─── 本文

高い利回りを期待できる「ソーシャルレンディング」への投資に興味を持っている人は多いだろう。ソーシャルレンディングとは、資産運用をしたい人と、お金を借りたい企業をつなぐウェブサービスで、クラウドファンディングの一種だ。一定のリスクがあり、必ず利益が出る方法は存在しないが、よくある失敗パターンや特徴を理解することで、運用の成功確率を上げることができるはずだ。
今回は、その失敗パターン、失敗する人の特徴、失敗を避ける方法、利回りとリスクの考え方について解説する。
目次
1. ソーシャルレンディングとは
ソーシャルレンディングとは、資産運用をしたい人(投資家)と、お金を借りたい企業(借り手)をインターネットでつなぐウェブサービスだ。「貸付型クラウドファンディング」や「融資型クラウドファンディング」と呼ばれることもある。
基本的な流れとしては、投資家はソーシャルレンディング業者(ファンド業者)に出資し、ソーシャルレンディング業者が借り手にその資金を貸し付ける。借り手はソーシャルレンディング業者に返済していき、投資家はソーシャルレンディング業者から分配金や償還金を受け取る。
株式投資が企業への投資であるのに対して、ソーシャルレンディングはソーシャルレンディング業者(ファンド業者)への投資になる。また、運用の期限が設定されているのも特徴のひとつだ。
▽ソーシャルレンディングのイメージ(ファンド業者)が匿名営業者である場合)

──────

> [次の作業]
- A) 後に続く行のうち、最初の行から「option-b: B. 揭示了变革资本主义社会的坚定力量」を含む行までを、「答题卡」を「答题纸」に変えて書き直してください。それ以外はそのままにしてください。
- B) ソーシャルレンディングについての文章を、止まっているところから先へ書き進めてください。
この文章と後に続く行は、おたがいに関係がありません。

─── データ一覧

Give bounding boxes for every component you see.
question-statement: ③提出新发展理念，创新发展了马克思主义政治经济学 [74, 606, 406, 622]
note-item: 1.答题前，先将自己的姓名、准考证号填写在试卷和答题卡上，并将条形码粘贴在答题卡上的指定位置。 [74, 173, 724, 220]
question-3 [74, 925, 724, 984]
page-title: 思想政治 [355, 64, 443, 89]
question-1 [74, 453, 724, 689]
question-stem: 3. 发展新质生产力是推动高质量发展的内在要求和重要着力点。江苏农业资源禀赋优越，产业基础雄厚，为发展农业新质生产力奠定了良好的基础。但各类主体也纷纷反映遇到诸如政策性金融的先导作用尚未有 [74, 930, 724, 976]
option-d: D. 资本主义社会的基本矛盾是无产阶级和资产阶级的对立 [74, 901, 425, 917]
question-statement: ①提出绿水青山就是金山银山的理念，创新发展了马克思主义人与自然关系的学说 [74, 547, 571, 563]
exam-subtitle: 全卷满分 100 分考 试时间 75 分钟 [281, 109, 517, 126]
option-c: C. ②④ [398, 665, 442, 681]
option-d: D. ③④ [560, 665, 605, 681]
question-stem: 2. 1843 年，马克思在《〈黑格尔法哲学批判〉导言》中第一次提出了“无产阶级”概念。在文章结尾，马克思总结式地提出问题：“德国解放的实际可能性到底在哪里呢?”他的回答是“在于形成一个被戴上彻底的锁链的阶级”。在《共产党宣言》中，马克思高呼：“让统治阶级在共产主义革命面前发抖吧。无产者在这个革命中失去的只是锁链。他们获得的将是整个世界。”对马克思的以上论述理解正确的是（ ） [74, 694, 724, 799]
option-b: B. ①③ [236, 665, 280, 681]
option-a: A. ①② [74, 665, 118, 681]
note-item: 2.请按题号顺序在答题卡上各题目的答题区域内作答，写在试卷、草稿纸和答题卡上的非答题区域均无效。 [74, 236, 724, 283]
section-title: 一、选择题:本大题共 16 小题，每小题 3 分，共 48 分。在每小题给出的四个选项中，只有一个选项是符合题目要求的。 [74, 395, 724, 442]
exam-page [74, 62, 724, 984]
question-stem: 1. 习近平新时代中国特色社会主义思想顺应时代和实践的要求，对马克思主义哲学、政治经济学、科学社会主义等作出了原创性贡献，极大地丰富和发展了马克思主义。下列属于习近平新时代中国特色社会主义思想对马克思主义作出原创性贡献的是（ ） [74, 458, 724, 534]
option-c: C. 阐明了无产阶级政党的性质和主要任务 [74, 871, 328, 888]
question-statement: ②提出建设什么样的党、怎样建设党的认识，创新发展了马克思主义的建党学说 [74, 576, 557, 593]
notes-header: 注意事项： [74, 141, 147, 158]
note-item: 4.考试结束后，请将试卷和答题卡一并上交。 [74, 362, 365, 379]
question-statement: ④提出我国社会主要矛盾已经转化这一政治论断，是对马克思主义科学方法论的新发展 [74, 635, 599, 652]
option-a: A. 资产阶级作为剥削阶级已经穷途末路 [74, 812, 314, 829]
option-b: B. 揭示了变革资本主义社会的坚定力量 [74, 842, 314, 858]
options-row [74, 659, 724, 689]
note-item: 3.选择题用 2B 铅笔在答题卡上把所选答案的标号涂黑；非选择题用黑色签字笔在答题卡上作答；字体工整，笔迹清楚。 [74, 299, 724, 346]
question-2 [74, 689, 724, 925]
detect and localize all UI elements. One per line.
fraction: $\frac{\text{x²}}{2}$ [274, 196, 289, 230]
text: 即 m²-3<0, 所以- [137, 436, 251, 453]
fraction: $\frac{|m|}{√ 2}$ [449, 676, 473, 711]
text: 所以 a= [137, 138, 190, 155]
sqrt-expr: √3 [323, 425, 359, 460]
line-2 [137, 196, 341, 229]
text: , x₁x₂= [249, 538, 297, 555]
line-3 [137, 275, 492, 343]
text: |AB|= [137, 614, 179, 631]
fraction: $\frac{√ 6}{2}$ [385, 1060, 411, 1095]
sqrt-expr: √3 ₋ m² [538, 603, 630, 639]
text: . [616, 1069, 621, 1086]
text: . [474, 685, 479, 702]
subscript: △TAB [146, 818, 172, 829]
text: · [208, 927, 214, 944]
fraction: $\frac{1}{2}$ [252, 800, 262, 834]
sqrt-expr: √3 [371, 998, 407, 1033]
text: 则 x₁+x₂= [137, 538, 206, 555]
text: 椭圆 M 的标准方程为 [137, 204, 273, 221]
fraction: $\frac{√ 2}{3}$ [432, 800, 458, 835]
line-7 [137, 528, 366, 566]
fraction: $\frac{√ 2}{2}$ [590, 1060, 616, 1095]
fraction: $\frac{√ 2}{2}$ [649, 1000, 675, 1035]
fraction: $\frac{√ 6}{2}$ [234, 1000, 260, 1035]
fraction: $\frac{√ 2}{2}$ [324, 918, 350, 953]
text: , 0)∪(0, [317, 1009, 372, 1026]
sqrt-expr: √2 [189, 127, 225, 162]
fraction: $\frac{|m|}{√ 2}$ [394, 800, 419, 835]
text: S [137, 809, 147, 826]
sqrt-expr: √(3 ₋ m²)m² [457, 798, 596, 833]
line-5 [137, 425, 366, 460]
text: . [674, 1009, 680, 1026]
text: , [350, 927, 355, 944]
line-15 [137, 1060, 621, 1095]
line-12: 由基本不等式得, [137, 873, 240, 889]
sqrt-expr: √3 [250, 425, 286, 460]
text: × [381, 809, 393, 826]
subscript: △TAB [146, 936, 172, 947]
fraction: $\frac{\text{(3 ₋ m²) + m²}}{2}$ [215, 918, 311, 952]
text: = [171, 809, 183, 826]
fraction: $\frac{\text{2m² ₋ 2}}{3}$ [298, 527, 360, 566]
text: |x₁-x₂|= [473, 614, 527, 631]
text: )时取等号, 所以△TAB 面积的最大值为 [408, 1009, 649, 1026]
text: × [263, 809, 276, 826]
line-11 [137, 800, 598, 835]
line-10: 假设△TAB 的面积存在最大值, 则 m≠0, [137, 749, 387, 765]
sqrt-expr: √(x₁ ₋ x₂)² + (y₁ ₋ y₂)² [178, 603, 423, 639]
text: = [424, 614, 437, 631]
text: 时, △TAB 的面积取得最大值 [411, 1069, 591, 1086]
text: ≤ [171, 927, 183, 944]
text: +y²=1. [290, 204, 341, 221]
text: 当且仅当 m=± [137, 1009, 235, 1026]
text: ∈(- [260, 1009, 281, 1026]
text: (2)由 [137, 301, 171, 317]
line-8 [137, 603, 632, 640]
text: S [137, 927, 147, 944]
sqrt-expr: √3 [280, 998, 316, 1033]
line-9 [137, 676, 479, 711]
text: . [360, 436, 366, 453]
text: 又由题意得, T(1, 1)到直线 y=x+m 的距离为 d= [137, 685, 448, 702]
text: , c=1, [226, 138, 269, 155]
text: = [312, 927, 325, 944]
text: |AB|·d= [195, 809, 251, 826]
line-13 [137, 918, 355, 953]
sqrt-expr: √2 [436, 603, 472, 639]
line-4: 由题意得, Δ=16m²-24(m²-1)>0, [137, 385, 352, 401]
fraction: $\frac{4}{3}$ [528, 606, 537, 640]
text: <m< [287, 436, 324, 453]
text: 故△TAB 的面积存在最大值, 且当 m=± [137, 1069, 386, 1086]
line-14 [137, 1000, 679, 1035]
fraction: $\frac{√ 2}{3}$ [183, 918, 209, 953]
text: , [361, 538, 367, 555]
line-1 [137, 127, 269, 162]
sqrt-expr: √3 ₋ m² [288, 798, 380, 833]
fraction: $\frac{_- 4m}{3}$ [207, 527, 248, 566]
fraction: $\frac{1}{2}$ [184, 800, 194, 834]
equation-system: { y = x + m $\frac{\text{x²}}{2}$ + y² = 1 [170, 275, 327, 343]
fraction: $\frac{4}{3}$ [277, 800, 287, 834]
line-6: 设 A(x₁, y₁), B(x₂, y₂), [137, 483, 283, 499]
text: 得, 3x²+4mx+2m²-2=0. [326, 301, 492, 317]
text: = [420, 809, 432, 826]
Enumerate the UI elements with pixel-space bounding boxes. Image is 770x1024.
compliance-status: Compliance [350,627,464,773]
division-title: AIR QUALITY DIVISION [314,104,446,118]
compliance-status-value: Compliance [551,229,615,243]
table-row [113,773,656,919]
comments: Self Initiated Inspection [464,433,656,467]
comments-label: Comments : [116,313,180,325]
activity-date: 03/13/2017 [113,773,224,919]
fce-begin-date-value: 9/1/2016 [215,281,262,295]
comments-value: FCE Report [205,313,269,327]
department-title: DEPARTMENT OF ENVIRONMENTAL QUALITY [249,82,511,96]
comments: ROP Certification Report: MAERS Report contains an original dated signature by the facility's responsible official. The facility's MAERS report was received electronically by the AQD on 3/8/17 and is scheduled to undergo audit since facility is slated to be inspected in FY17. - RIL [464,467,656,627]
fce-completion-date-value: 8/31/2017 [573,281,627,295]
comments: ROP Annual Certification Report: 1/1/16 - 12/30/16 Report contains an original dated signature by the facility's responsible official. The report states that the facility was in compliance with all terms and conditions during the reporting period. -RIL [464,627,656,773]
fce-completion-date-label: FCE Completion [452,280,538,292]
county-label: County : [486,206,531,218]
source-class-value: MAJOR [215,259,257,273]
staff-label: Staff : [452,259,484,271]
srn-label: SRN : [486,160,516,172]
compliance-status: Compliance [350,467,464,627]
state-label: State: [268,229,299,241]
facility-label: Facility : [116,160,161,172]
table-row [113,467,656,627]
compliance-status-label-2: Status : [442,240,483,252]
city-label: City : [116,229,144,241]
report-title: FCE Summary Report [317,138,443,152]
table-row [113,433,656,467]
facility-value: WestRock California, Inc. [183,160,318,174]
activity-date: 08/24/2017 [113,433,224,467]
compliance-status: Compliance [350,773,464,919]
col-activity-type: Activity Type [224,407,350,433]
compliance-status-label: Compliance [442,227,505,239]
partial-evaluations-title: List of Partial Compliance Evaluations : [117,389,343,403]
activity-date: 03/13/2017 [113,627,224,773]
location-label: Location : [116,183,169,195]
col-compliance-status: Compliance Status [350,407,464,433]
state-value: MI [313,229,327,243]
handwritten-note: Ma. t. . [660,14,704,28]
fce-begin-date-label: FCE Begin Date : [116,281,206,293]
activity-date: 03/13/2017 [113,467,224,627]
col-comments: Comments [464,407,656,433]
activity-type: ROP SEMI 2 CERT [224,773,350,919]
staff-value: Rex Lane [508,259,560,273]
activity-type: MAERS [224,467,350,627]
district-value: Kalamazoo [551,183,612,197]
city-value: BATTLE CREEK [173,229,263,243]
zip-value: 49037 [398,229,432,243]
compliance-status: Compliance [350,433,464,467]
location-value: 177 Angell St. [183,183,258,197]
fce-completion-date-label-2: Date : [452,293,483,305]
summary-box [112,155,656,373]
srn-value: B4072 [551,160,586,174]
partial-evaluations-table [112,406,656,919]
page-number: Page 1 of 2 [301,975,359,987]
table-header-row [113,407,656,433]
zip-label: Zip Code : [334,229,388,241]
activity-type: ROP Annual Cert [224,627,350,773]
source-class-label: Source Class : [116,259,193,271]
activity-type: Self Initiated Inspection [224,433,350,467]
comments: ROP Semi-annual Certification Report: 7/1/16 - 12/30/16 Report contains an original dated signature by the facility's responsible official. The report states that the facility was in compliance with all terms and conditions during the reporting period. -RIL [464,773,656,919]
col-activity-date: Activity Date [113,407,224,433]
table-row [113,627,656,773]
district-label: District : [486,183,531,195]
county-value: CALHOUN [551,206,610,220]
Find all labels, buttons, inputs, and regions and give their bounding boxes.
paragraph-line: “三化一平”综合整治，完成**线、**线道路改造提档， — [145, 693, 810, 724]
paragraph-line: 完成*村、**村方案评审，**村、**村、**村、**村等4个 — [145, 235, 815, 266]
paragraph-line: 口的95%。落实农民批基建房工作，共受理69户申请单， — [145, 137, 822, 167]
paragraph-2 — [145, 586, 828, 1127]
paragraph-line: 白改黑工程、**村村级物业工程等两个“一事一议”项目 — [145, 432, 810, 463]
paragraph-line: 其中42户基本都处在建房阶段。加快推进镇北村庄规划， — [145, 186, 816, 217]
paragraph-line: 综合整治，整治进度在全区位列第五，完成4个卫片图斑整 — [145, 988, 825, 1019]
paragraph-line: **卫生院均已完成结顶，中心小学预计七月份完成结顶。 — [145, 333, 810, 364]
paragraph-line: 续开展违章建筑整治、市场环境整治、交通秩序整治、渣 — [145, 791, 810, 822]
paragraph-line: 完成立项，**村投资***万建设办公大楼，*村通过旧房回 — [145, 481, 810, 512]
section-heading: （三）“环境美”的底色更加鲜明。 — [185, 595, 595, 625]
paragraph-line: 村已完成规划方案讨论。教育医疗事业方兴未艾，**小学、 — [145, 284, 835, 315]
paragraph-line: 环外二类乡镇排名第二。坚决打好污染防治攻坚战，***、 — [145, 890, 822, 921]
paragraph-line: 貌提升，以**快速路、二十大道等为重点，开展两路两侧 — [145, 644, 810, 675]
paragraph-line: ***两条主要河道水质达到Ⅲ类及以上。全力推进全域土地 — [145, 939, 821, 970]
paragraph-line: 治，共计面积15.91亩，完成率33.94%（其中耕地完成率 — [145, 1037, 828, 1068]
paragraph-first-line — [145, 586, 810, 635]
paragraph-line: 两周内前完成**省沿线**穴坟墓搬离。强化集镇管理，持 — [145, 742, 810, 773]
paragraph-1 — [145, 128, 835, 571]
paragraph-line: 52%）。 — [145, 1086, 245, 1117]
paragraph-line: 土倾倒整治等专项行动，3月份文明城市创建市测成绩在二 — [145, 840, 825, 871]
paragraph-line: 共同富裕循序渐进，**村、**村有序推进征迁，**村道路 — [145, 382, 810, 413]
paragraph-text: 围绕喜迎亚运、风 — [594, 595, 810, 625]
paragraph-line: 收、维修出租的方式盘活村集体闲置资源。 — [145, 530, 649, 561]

──────

> [解答]
- A)
Give bounding boxes for every component you see.
question-statement: ③提出新发展理念，创新发展了马克思主义政治经济学 [74, 606, 406, 622]
note-item: 1.答题前，先将自己的姓名、准考证号填写在试卷和答题纸上，并将条形码粘贴在答题纸上的指定位置。 [74, 173, 724, 220]
question-3 [74, 925, 724, 984]
page-title: 思想政治 [355, 64, 443, 89]
question-1 [74, 453, 724, 689]
question-stem: 3. 发展新质生产力是推动高质量发展的内在要求和重要着力点。江苏农业资源禀赋优越，产业基础雄厚，为发展农业新质生产力奠定了良好的基础。但各类主体也纷纷反映遇到诸如政策性金融的先导作用尚未有 [74, 930, 724, 976]
option-d: D. 资本主义社会的基本矛盾是无产阶级和资产阶级的对立 [74, 901, 425, 917]
question-statement: ①提出绿水青山就是金山银山的理念，创新发展了马克思主义人与自然关系的学说 [74, 547, 571, 563]
exam-subtitle: 全卷满分 100 分考 试时间 75 分钟 [281, 109, 517, 126]
option-c: C. ②④ [398, 665, 442, 681]
option-d: D. ③④ [560, 665, 605, 681]
question-stem: 2. 1843 年，马克思在《〈黑格尔法哲学批判〉导言》中第一次提出了“无产阶级”概念。在文章结尾，马克思总结式地提出问题：“德国解放的实际可能性到底在哪里呢?”他的回答是“在于形成一个被戴上彻底的锁链的阶级”。在《共产党宣言》中，马克思高呼：“让统治阶级在共产主义革命面前发抖吧。无产者在这个革命中失去的只是锁链。他们获得的将是整个世界。”对马克思的以上论述理解正确的是（ ） [74, 694, 724, 799]
option-b: B. ①③ [236, 665, 280, 681]
option-a: A. ①② [74, 665, 118, 681]
note-item: 2.请按题号顺序在答题纸上各题目的答题区域内作答，写在试卷、草稿纸和答题纸上的非答题区域均无效。 [74, 236, 724, 283]
section-title: 一、选择题:本大题共 16 小题，每小题 3 分，共 48 分。在每小题给出的四个选项中，只有一个选项是符合题目要求的。 [74, 395, 724, 442]
exam-page [74, 62, 724, 984]
question-stem: 1. 习近平新时代中国特色社会主义思想顺应时代和实践的要求，对马克思主义哲学、政治经济学、科学社会主义等作出了原创性贡献，极大地丰富和发展了马克思主义。下列属于习近平新时代中国特色社会主义思想对马克思主义作出原创性贡献的是（ ） [74, 458, 724, 534]
option-c: C. 阐明了无产阶级政党的性质和主要任务 [74, 871, 328, 888]
question-statement: ②提出建设什么样的党、怎样建设党的认识，创新发展了马克思主义的建党学说 [74, 576, 557, 593]
notes-header: 注意事项： [74, 141, 147, 158]
note-item: 4.考试结束后，请将试卷和答题纸一并上交。 [74, 362, 365, 379]
question-statement: ④提出我国社会主要矛盾已经转化这一政治论断，是对马克思主义科学方法论的新发展 [74, 635, 599, 652]
option-a: A. 资产阶级作为剥削阶级已经穷途末路 [74, 812, 314, 829]
option-b: B. 揭示了变革资本主义社会的坚定力量 [74, 842, 314, 858]

- B)
2. ソーシャルレンディングの失敗パターン6選
ソーシャルレンディングは分配金や元本が保証されている運用方法ではない。そもそも金融商品において「必ず利益がでる方法」は存在しないが、よくある失敗パターンを知っていれば今後の運用に活かしていけるはずだ。そこで、ここからはソーシャルレンディングの失敗パターンを見ていこう。主に6つが考えられる。順に解説していこう。
2.1. ソーシャルレンディングの失敗パターン1:貸し倒れが発生して資金を失う
前述のように、ソーシャルレンディングは元本が保証されている運用方法ではない。借り手が倒産するなど何かしらの要因で投資元本が回収できず、貸し倒れが発生する可能性はある。貸し倒れが発生してもソーシャルレンディング業者は元本を保証してくれないため、最悪の場合、投資元本がまったく返ってこない投資元本全損の可能性がある。
2.2. ソーシャルレンディングの失敗パターン2:返済遅延が発生して資金が返ってこない
投資資金はソーシャルレンディング業者を介して借り手に貸し付けるわけだが、必ず約束通りの期日に返済されるとは限らない。返済遅延が発生して資金が返ってこない可能性がある。
「返済遅延が発生しても、貸し倒れまではいかずに、約束の期日を過ぎてから資金が返済される」という可能性はあるものの、パターン1の一歩手前の状態といえるだろう。なお、ソーシャルレンディング業者のホームページでは返済遅延などに関する情報が公開されていることがある。
2.3. ソーシャルレンディングの失敗パターン3:外貨案件で為替差損が発生する
海外企業への投資など、外貨で投資をする際は為替リスクが発生する。円を外貨に交換したときよりも円高に進んだ場合、その時点で外貨から円に戻すと為替差損が発生する。発生してしまっても、分配金を含めたトータルリターンはプラスで終了できるケースはあるが、累計の分配金以上の為替差損が発生してしまった場合は、トータルリターンでもマイナスになってしまう。
2.4. ソーシャルレンディングの失敗パターン4:期限により早期償還される
現状以上の資金が必要ではなくなったり、別のいい融資先を見つけたりといった、借り手の事情によって、早期償還がなされる可能性がある。その場合、投資元本は手元に戻ってくるが運用は終了してしまう。その資金で運用を続けたい場合は、新しい投資先を探す必要がでてくる。
早期償還された案件の利回りによっては、償還後に同程度の利回りを確保できない可能性がある。損失が発生していない分、パターン1、2、3よりはマシだが、「想定していた運用ができなくなる」という意味で把握しておきたい。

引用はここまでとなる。